## BEGIN RECORDS TO PROCESS

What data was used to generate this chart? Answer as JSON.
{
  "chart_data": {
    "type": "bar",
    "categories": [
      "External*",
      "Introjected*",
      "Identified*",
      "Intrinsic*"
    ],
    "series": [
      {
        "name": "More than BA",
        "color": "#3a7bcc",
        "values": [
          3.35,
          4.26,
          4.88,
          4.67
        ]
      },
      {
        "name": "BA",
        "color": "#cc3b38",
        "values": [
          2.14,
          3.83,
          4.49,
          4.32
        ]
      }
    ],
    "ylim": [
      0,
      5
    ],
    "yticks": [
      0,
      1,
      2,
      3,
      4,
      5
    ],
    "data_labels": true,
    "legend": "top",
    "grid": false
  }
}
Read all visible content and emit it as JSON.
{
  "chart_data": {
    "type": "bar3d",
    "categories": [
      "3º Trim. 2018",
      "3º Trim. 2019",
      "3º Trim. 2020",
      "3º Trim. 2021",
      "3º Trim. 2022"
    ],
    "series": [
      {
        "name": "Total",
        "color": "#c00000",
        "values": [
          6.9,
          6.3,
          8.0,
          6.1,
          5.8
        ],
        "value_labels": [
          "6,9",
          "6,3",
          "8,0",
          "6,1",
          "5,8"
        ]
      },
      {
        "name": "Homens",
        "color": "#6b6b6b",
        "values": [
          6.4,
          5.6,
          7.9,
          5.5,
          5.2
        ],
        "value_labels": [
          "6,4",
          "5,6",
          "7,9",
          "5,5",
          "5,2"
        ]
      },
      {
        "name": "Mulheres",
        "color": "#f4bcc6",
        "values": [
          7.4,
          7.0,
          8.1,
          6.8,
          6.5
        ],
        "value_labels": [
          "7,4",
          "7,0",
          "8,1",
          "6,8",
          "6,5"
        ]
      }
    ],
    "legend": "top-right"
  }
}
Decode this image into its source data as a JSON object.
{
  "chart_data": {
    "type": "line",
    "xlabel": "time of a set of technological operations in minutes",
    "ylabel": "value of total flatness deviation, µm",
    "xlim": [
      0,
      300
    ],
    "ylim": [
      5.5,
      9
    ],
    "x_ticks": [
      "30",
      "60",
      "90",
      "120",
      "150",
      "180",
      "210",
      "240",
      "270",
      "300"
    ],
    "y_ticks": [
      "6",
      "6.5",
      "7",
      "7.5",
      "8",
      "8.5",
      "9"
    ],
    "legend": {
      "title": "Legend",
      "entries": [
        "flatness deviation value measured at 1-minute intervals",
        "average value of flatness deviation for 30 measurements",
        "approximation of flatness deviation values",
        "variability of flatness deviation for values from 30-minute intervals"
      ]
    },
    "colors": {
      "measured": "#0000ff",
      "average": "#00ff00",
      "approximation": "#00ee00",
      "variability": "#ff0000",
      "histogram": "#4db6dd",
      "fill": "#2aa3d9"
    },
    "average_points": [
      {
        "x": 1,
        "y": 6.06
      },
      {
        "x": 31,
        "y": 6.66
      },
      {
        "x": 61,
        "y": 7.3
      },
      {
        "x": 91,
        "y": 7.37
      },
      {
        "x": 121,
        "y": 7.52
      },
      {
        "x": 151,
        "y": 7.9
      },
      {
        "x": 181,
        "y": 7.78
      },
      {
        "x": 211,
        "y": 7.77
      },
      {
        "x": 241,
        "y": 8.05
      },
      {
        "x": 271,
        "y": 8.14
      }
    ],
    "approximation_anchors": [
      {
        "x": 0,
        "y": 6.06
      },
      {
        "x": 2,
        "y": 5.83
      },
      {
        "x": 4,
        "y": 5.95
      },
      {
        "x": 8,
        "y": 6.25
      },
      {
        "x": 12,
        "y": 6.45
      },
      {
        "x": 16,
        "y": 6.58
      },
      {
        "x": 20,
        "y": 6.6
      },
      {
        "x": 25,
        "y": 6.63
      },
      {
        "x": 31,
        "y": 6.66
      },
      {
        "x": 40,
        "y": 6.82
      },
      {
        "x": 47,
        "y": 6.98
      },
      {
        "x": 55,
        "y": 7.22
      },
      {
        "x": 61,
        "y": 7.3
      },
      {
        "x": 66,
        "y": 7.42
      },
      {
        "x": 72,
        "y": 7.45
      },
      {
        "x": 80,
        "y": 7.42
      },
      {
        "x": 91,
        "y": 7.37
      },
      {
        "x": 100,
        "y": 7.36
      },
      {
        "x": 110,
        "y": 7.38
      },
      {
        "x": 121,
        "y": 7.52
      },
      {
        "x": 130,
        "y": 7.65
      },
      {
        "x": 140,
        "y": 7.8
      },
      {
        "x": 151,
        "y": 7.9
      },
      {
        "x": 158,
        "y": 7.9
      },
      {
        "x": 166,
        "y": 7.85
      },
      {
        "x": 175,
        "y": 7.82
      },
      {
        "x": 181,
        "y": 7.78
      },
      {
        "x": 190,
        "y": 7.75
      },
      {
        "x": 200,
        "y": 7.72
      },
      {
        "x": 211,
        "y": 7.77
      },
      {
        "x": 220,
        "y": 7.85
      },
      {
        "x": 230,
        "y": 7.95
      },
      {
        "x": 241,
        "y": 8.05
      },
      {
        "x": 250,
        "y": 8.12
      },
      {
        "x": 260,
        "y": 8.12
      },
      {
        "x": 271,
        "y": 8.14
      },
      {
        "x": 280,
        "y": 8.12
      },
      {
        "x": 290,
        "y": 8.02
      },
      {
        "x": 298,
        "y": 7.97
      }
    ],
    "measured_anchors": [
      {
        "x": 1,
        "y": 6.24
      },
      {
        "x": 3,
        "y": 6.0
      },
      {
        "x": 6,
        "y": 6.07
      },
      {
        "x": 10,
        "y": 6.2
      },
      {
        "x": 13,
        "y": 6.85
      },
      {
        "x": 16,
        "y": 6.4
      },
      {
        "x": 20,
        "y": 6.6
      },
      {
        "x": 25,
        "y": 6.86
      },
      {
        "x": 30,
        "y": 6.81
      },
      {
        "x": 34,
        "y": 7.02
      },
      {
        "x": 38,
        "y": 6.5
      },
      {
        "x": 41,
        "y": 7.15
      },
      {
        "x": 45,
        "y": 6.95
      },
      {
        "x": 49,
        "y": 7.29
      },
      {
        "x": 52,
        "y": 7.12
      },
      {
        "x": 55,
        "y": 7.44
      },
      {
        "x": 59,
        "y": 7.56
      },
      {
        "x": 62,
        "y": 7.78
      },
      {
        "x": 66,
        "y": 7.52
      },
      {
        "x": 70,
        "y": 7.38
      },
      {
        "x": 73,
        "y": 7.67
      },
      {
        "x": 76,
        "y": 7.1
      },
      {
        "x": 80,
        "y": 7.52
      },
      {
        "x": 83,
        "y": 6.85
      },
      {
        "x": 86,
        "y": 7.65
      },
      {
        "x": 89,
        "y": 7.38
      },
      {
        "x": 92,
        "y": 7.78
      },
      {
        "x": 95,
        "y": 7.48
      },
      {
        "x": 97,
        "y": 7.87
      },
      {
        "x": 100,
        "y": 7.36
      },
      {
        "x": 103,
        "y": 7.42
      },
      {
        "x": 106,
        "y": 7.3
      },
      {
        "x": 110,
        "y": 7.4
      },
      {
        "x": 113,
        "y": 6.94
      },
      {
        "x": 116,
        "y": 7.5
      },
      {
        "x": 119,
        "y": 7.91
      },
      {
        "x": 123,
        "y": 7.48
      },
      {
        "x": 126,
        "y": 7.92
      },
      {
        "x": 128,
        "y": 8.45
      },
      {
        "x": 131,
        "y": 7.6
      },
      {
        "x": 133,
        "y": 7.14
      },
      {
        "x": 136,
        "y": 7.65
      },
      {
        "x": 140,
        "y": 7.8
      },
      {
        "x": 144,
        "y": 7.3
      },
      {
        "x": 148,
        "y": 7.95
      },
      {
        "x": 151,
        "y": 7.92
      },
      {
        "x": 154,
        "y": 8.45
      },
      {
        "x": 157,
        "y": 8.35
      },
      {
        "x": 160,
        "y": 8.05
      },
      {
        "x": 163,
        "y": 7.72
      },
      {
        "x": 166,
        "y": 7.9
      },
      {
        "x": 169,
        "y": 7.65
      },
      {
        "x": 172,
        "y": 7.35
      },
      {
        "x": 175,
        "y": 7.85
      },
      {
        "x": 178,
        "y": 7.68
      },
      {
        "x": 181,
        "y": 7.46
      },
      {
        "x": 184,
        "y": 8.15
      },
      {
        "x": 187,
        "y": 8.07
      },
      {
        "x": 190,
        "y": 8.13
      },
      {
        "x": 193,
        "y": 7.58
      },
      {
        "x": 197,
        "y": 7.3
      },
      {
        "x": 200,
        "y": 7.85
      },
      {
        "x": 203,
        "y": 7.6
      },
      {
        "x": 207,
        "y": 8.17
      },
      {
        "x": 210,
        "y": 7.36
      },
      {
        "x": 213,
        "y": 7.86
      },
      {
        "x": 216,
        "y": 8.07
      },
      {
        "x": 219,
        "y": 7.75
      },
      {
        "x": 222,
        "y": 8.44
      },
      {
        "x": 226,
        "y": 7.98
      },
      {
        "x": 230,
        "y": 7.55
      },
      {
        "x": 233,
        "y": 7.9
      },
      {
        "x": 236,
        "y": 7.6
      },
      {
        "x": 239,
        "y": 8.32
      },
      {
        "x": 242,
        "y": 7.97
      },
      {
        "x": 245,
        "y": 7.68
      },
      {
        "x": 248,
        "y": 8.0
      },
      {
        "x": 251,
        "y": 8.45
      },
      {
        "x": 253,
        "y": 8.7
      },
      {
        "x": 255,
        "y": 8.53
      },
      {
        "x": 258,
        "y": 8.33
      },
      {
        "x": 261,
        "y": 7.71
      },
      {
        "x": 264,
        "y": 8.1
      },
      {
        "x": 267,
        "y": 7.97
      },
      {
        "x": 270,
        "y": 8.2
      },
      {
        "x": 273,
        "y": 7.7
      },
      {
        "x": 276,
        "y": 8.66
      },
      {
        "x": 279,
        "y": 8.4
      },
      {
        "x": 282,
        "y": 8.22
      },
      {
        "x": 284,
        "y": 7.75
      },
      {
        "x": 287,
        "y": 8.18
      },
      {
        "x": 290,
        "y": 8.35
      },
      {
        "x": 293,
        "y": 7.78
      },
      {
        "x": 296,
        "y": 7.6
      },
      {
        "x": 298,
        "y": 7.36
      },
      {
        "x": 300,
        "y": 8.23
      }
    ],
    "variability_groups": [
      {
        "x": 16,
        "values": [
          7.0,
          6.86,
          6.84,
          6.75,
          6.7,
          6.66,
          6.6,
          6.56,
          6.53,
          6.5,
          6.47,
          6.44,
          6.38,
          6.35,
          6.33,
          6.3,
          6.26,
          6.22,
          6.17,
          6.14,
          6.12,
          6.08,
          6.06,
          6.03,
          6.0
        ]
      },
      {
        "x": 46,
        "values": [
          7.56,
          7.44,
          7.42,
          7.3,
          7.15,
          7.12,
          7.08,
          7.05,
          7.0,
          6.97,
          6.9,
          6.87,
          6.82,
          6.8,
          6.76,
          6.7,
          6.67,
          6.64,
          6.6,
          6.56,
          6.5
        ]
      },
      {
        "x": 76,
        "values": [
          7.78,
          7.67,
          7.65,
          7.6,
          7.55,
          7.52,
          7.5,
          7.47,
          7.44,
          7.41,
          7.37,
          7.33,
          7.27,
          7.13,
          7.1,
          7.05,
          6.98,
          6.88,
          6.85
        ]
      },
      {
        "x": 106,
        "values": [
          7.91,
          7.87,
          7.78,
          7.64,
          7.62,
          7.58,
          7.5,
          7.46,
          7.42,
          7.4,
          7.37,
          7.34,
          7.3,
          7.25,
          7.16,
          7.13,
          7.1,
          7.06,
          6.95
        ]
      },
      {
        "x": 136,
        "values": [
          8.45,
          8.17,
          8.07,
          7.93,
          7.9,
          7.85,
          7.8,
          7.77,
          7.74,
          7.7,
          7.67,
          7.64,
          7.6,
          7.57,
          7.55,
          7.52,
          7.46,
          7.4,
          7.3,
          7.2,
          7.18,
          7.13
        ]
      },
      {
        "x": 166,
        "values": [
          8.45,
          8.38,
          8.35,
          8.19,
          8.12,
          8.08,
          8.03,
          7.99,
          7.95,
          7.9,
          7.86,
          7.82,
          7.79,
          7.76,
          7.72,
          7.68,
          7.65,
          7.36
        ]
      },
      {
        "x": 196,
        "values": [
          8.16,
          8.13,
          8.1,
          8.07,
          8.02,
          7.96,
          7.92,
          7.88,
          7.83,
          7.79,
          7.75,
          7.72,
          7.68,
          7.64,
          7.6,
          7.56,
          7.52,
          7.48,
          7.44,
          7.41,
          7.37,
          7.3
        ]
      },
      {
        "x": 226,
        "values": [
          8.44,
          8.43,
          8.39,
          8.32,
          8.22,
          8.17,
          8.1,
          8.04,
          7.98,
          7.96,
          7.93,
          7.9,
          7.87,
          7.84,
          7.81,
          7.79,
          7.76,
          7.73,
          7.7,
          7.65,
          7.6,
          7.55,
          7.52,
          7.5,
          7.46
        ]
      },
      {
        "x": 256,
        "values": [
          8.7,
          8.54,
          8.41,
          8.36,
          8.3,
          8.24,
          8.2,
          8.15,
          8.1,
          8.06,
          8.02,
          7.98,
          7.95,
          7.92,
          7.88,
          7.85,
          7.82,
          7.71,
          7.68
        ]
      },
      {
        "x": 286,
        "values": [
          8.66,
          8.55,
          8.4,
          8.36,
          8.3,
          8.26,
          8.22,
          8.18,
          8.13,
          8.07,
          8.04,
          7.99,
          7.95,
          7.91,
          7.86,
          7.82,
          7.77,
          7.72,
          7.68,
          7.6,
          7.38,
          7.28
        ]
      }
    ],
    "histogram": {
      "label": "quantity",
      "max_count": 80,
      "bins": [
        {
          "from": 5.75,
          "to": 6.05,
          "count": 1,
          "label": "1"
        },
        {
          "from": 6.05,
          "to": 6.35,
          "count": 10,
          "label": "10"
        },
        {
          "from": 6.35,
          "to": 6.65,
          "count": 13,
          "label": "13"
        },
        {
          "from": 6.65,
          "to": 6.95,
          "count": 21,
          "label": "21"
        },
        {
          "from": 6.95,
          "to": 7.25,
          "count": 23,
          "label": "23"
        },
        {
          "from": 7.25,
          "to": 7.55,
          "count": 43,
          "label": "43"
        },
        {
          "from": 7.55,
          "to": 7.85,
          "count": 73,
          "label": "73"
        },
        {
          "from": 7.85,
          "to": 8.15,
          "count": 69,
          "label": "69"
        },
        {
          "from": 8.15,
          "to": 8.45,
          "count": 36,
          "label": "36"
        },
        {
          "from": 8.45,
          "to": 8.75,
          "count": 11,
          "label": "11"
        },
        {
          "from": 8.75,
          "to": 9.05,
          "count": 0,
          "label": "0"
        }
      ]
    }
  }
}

## END RECORDS TO PROCESS

▶ **EXERCISE DESCRIPTION**: Among the entries above, how many lines hold the string "JSON"? Give the number by itself.

▶ **WRITTEN SOLUTION**: 3